Data excerpts
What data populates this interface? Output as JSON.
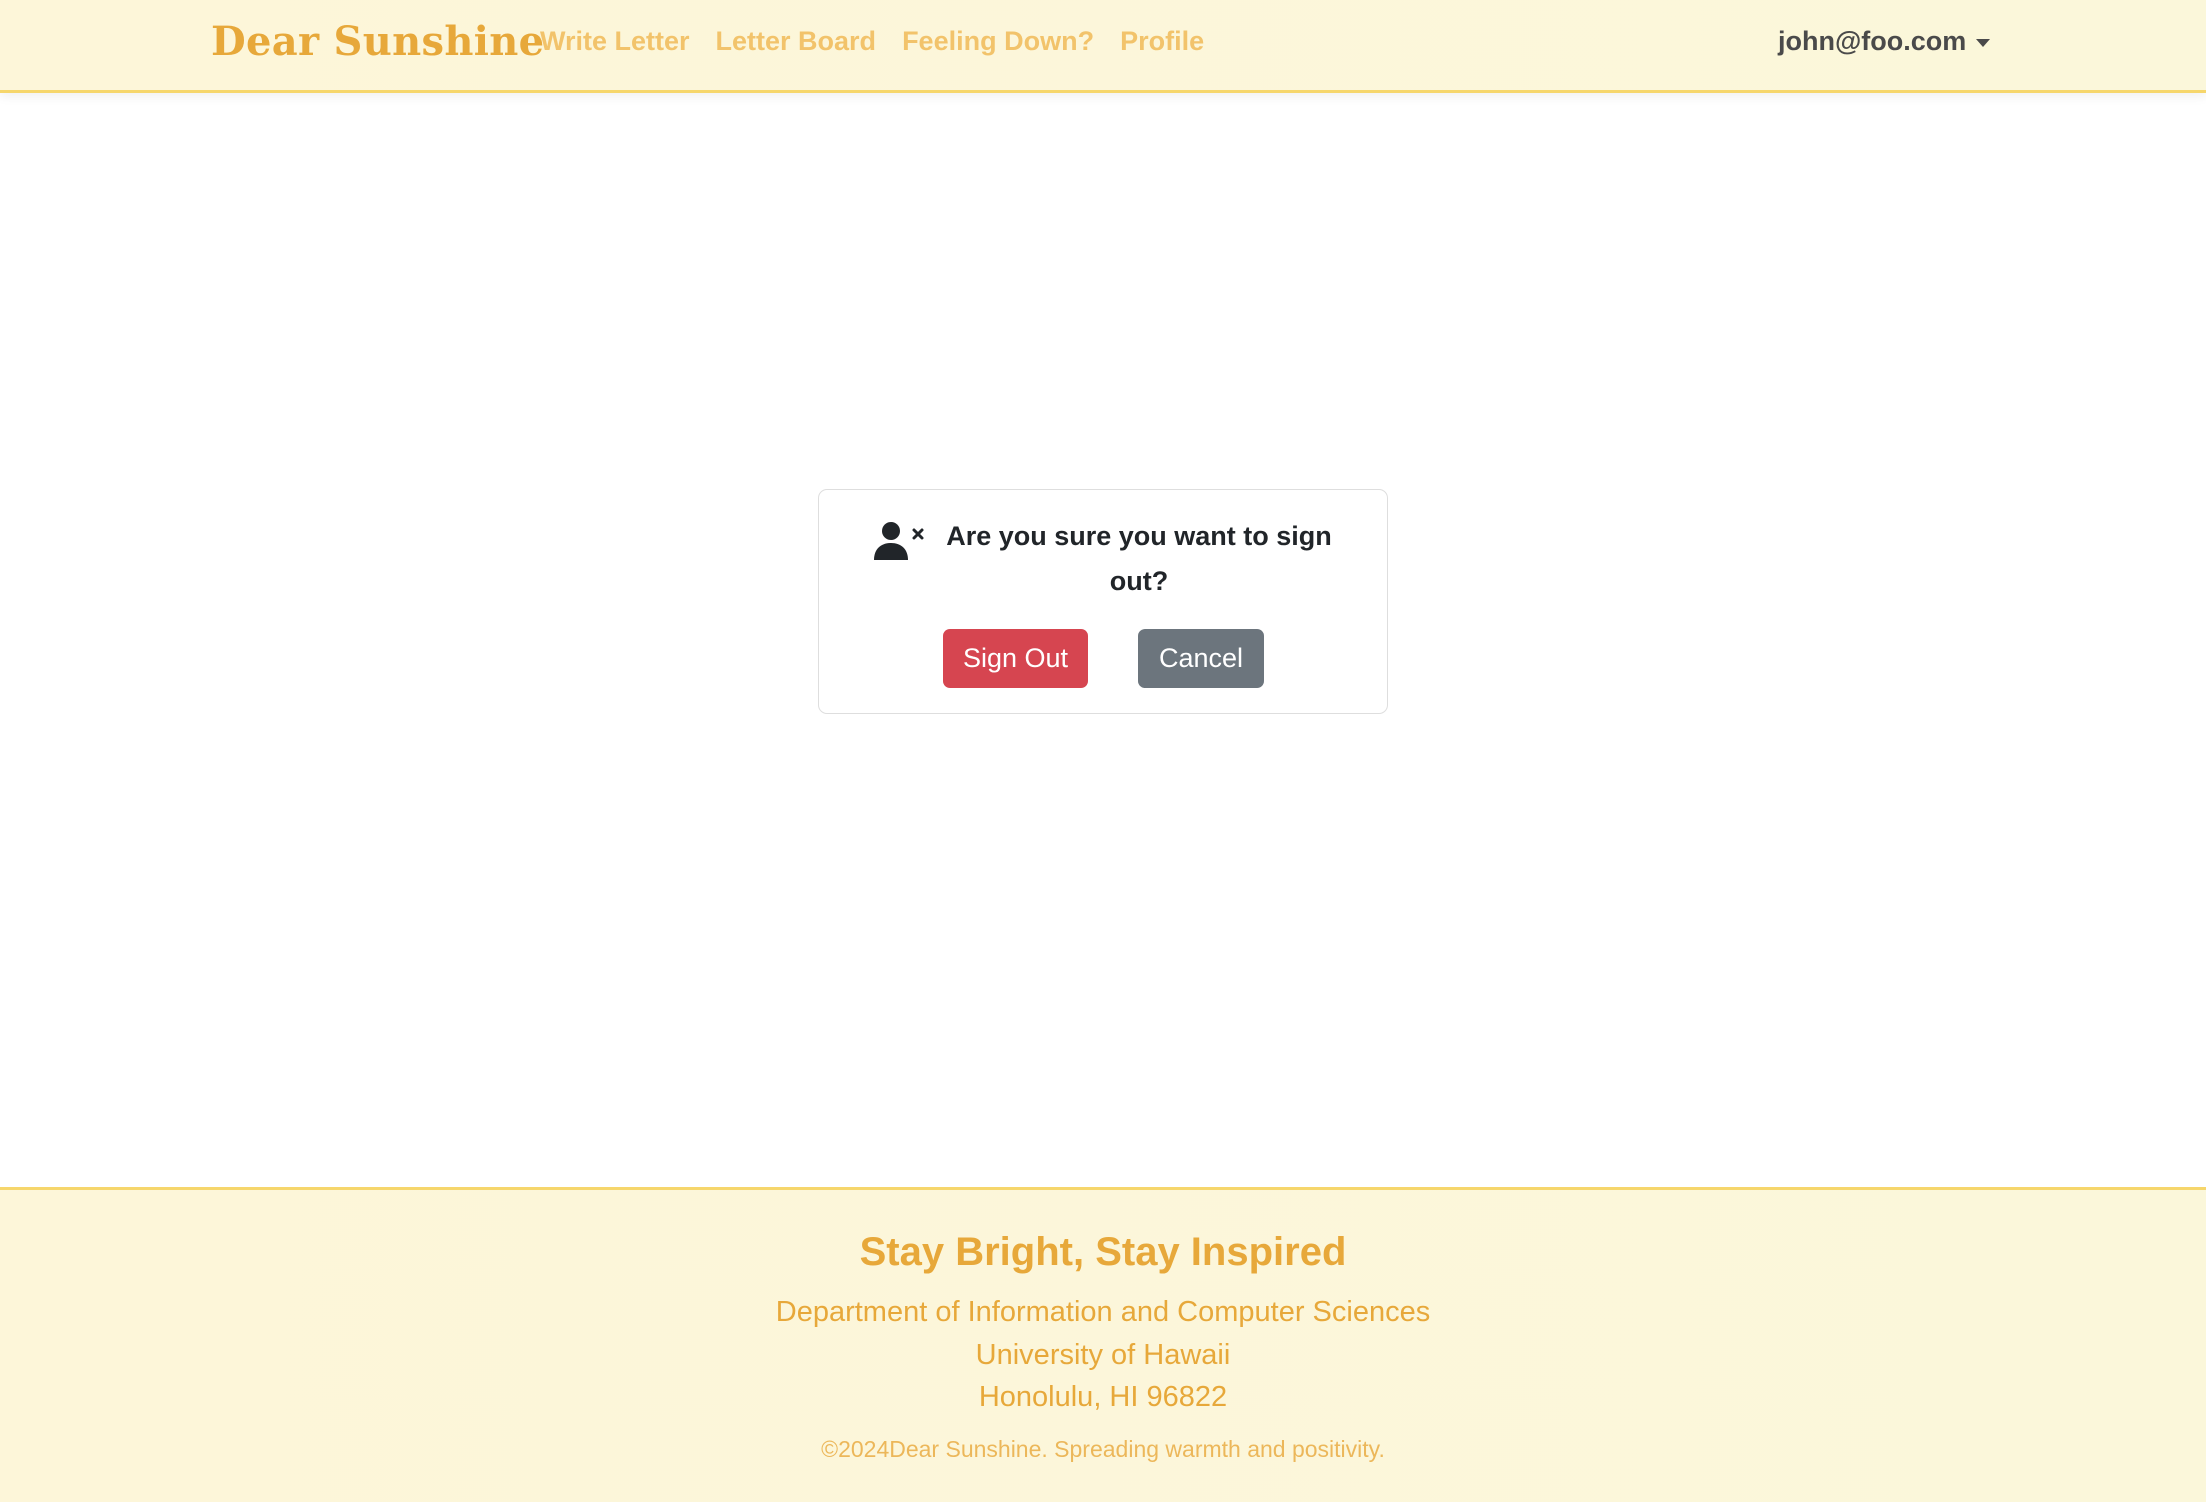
{
  "navbar": {
    "brand": "Dear Sunshine",
    "links": [
      "Write Letter",
      "Letter Board",
      "Feeling Down?",
      "Profile"
    ],
    "user_email": "john@foo.com"
  },
  "dialog": {
    "icon": "user-x-icon",
    "title": "Are you sure you want to sign out?",
    "confirm_label": "Sign Out",
    "cancel_label": "Cancel"
  },
  "footer": {
    "title": "Stay Bright, Stay Inspired",
    "lines": [
      "Department of Information and Computer Sciences",
      "University of Hawaii",
      "Honolulu, HI 96822"
    ],
    "copyright": "©2024Dear Sunshine. Spreading warmth and positivity."
  },
  "colors": {
    "brand": "#e7a83a",
    "nav_link": "#f2c36b",
    "danger": "#d64550",
    "secondary": "#6c757d",
    "header_bg": "#fdf6d9"
  }
}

◆ **EXERCISE INSTRUCTIONS**: Gather up every line from the listing above in which the word "Sunshine" occurs.

◆ **RESULT FOR THIS EXERCISE**:
    "brand": "Dear Sunshine",
    "copyright": "©2024Dear Sunshine. Spreading warmth and positivity."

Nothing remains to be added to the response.